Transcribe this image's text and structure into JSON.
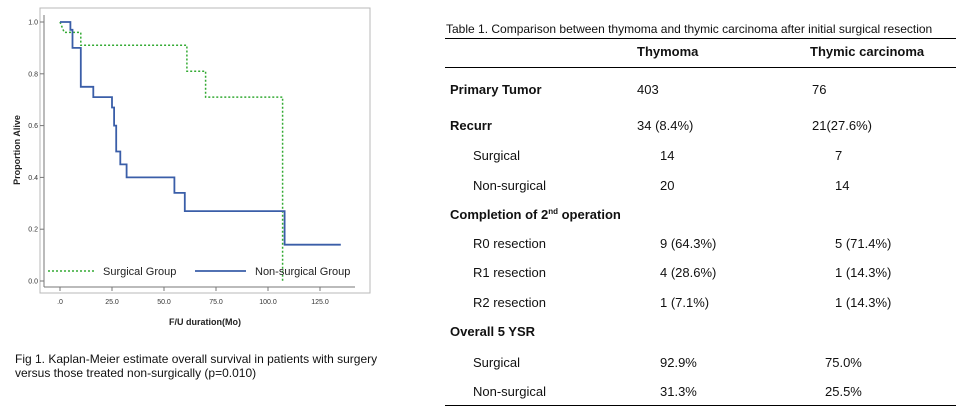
{
  "figure": {
    "caption": "Fig 1. Kaplan-Meier estimate overall survival in patients with surgery versus those treated non-surgically (p=0.010)",
    "chart_data": {
      "type": "line",
      "title": "",
      "xlabel": "F/U duration(Mo)",
      "ylabel": "Proportion Alive",
      "xlim": [
        0,
        140
      ],
      "ylim": [
        0,
        1.0
      ],
      "x_ticks": [
        ".0",
        "25.0",
        "50.0",
        "75.0",
        "100.0",
        "125.0"
      ],
      "x_tick_values": [
        0,
        25,
        50,
        75,
        100,
        125
      ],
      "y_ticks": [
        "0.0",
        "0.2",
        "0.4",
        "0.6",
        "0.8",
        "1.0"
      ],
      "y_tick_values": [
        0,
        0.2,
        0.4,
        0.6,
        0.8,
        1.0
      ],
      "grid": false,
      "legend_position": "bottom",
      "series": [
        {
          "name": "Surgical Group",
          "style": "dotted",
          "color": "#33aa33",
          "steps": [
            [
              0,
              1.0
            ],
            [
              2,
              0.96
            ],
            [
              10,
              0.96
            ],
            [
              10,
              0.91
            ],
            [
              61,
              0.91
            ],
            [
              61,
              0.81
            ],
            [
              70,
              0.81
            ],
            [
              70,
              0.71
            ],
            [
              107,
              0.71
            ],
            [
              107,
              0.0
            ]
          ]
        },
        {
          "name": "Non-surgical Group",
          "style": "solid",
          "color": "#3a5ea8",
          "steps": [
            [
              0,
              1.0
            ],
            [
              5,
              1.0
            ],
            [
              5,
              0.97
            ],
            [
              6,
              0.97
            ],
            [
              6,
              0.9
            ],
            [
              10,
              0.9
            ],
            [
              10,
              0.75
            ],
            [
              16,
              0.75
            ],
            [
              16,
              0.71
            ],
            [
              25,
              0.71
            ],
            [
              25,
              0.67
            ],
            [
              26,
              0.67
            ],
            [
              26,
              0.6
            ],
            [
              27,
              0.6
            ],
            [
              27,
              0.5
            ],
            [
              29,
              0.5
            ],
            [
              29,
              0.45
            ],
            [
              32,
              0.45
            ],
            [
              32,
              0.4
            ],
            [
              55,
              0.4
            ],
            [
              55,
              0.34
            ],
            [
              60,
              0.34
            ],
            [
              60,
              0.27
            ],
            [
              108,
              0.27
            ],
            [
              108,
              0.14
            ],
            [
              135,
              0.14
            ]
          ]
        }
      ]
    }
  },
  "table": {
    "caption": "Table 1. Comparison between thymoma and thymic carcinoma after initial surgical resection",
    "headers": {
      "col1": "Thymoma",
      "col2": "Thymic carcinoma"
    },
    "rows": {
      "primary": {
        "label": "Primary Tumor",
        "v1": "403",
        "v2": "76"
      },
      "recurr": {
        "label": "Recurr",
        "v1": "34 (8.4%)",
        "v2": "21(27.6%)"
      },
      "recurr_surgical": {
        "label": "Surgical",
        "v1": "14",
        "v2": "7"
      },
      "recurr_nonsurgical": {
        "label": "Non-surgical",
        "v1": "20",
        "v2": "14"
      },
      "completion": {
        "label_pre": "Completion of 2",
        "label_sup": "nd",
        "label_post": " operation"
      },
      "r0": {
        "label": "R0 resection",
        "v1": "9 (64.3%)",
        "v2": "5 (71.4%)"
      },
      "r1": {
        "label": "R1 resection",
        "v1": "4 (28.6%)",
        "v2": "1 (14.3%)"
      },
      "r2": {
        "label": "R2 resection",
        "v1": "1 (7.1%)",
        "v2": "1 (14.3%)"
      },
      "overall": {
        "label": "Overall 5 YSR"
      },
      "os_surgical": {
        "label": "Surgical",
        "v1": "92.9%",
        "v2": "75.0%"
      },
      "os_nonsurgical": {
        "label": "Non-surgical",
        "v1": "31.3%",
        "v2": "25.5%"
      }
    }
  }
}
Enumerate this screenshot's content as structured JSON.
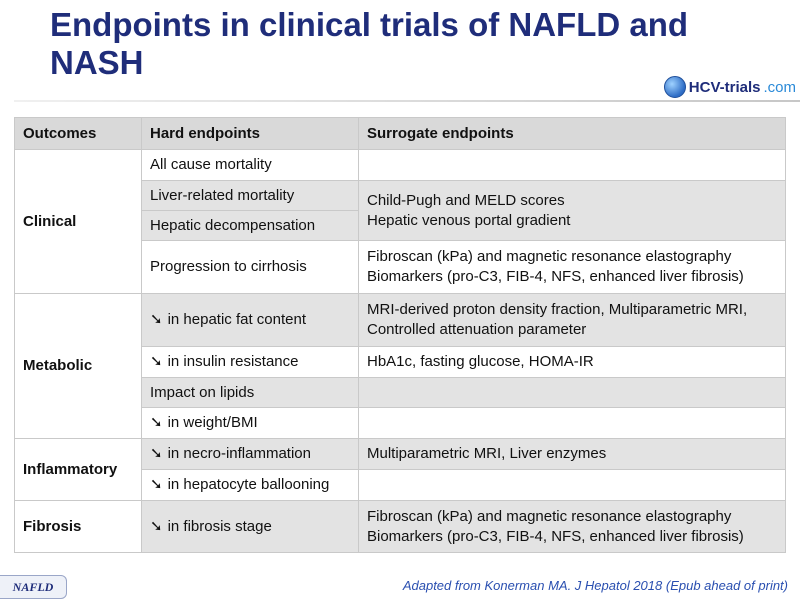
{
  "slide": {
    "title": "Endpoints in clinical trials of NAFLD and NASH",
    "logo": {
      "brand": "HCV-trials",
      "suffix": ".com",
      "icon": "globe-icon"
    },
    "footer": {
      "badge": "NAFLD",
      "source": "Adapted from Konerman MA. J Hepatol 2018 (Epub ahead of print)"
    }
  },
  "table": {
    "headers": [
      "Outcomes",
      "Hard endpoints",
      "Surrogate endpoints"
    ],
    "arrow": "➘",
    "groups": [
      {
        "label": "Clinical"
      },
      {
        "label": "Metabolic"
      },
      {
        "label": "Inflammatory"
      },
      {
        "label": "Fibrosis"
      }
    ],
    "rows": [
      {
        "hard": "All cause mortality",
        "surrogate": ""
      },
      {
        "hard": "Liver-related mortality",
        "surrogate": ""
      },
      {
        "hard": "Hepatic decompensation",
        "surrogate": ""
      },
      {
        "hard": "Progression to cirrhosis",
        "surrogate": ""
      },
      {
        "hard": "in hepatic fat content",
        "surrogate": "MRI-derived  proton density fraction, Multiparametric MRI, Controlled attenuation parameter"
      },
      {
        "hard": "in insulin resistance",
        "surrogate": "HbA1c, fasting glucose, HOMA-IR"
      },
      {
        "hard": "Impact on lipids",
        "surrogate": ""
      },
      {
        "hard": "in weight/BMI",
        "surrogate": ""
      },
      {
        "hard": "in necro-inflammation",
        "surrogate": "Multiparametric MRI, Liver enzymes"
      },
      {
        "hard": "in hepatocyte ballooning",
        "surrogate": ""
      },
      {
        "hard": "in fibrosis stage",
        "surrogate": ""
      }
    ],
    "merged_surrogate": {
      "line1": "Child-Pugh and MELD scores",
      "line2": "Hepatic venous portal gradient"
    },
    "fibrosis_surrogate": {
      "line1": "Fibroscan (kPa) and magnetic resonance elastography",
      "line2": "Biomarkers (pro-C3, FIB-4, NFS, enhanced liver fibrosis)"
    }
  }
}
====
### INSTRUCTIONS FOR THE TASK:
Find every line above that contains the word "name", and return each one.

### FINAL ANSWER:
          "name": "Surgical Group",
          "name": "Non-surgical Group",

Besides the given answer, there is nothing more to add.